**Input rows**.
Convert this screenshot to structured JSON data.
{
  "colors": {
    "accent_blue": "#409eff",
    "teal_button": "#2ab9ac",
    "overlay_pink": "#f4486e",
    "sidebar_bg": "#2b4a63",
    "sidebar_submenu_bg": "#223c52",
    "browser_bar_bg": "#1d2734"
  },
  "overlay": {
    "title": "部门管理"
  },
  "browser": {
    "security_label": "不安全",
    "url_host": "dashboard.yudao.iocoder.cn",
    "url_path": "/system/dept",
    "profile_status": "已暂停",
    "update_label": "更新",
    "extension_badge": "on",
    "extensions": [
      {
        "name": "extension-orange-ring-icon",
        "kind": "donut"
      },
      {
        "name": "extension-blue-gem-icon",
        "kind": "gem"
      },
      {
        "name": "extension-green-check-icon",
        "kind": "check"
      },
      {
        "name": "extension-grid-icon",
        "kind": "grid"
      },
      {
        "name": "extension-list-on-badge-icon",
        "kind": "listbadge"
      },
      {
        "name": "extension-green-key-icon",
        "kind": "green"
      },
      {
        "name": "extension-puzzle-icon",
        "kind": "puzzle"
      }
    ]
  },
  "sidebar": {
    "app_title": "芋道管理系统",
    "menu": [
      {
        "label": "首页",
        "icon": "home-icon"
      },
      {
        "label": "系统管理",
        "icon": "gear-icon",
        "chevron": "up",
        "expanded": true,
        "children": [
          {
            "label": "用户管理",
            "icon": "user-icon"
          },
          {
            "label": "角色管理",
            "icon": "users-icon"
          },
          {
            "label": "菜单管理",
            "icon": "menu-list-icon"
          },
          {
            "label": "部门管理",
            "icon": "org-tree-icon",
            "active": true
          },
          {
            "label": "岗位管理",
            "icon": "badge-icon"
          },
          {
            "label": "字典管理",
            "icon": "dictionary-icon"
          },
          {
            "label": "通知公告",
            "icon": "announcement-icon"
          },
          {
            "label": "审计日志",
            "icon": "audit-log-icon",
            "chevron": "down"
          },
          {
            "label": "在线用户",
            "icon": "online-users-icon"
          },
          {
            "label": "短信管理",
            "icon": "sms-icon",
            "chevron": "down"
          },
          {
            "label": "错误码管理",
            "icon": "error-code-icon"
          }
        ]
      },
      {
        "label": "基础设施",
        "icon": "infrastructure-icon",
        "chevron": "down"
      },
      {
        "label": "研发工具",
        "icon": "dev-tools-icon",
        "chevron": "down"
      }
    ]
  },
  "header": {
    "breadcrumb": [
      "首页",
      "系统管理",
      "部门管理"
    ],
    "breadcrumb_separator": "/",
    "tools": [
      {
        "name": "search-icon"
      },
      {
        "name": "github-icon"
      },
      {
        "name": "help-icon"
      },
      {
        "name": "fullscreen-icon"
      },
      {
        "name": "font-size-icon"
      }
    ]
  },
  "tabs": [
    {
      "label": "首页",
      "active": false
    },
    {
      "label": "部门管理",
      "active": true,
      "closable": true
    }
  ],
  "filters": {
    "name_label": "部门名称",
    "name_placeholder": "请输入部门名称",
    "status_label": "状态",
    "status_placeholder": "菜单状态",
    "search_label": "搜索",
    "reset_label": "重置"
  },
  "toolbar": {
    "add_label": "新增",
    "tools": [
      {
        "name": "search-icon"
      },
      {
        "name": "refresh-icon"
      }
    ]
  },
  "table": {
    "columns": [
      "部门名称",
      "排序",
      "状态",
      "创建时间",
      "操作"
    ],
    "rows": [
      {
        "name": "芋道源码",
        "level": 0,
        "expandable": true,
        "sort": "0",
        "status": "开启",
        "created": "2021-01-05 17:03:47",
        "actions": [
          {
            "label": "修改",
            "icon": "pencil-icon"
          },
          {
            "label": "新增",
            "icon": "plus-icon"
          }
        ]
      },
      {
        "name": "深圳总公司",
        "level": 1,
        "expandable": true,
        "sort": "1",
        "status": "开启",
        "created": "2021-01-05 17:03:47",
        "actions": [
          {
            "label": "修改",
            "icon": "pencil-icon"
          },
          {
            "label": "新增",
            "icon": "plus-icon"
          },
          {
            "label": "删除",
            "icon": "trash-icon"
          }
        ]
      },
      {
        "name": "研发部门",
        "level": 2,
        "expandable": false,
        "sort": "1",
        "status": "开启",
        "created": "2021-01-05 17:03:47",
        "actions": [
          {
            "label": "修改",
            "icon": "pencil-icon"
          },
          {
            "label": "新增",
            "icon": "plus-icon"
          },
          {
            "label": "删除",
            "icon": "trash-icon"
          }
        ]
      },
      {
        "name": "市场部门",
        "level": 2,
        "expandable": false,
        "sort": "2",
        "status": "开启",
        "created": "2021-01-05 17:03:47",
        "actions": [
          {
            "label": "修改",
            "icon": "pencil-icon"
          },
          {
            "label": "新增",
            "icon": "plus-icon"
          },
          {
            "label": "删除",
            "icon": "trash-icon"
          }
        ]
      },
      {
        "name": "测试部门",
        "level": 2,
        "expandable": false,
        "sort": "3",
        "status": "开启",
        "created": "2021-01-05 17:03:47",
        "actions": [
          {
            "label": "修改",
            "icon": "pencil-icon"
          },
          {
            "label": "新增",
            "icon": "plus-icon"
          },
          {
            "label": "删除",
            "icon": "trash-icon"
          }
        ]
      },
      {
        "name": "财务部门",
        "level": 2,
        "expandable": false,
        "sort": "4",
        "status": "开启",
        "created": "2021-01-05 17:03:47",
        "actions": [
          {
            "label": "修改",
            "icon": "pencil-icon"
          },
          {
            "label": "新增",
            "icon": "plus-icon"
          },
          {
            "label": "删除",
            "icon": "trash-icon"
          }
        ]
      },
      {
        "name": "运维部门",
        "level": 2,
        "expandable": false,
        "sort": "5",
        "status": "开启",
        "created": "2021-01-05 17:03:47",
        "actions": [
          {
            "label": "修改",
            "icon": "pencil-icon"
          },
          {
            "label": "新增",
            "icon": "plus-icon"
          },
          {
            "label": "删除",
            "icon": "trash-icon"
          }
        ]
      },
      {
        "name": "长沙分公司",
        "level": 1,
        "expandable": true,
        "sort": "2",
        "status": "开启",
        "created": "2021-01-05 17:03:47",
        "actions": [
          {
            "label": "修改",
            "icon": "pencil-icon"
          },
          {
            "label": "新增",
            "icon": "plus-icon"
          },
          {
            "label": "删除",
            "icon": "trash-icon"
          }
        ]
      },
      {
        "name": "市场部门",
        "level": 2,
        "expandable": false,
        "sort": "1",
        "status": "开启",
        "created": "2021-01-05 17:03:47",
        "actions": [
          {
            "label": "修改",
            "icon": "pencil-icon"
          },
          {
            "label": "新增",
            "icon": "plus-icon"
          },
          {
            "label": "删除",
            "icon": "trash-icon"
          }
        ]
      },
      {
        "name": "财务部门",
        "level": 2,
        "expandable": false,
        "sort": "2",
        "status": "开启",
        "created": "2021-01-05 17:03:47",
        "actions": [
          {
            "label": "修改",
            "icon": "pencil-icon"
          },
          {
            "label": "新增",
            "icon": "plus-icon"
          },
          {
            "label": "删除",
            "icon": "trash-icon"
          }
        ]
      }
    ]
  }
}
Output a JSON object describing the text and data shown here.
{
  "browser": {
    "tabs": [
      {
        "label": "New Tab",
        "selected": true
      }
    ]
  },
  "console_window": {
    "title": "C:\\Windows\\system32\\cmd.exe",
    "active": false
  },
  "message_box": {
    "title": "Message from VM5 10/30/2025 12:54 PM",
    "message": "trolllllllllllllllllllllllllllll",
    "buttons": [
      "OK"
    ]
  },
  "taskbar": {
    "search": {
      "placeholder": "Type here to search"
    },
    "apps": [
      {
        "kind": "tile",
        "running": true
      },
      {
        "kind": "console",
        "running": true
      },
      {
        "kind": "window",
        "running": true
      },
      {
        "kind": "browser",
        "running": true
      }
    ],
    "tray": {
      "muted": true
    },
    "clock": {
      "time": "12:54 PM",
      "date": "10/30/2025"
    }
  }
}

**Written exercise**. Above are the entries; count how many of their lines contain the word "green" and give only that number.

**The output**. 3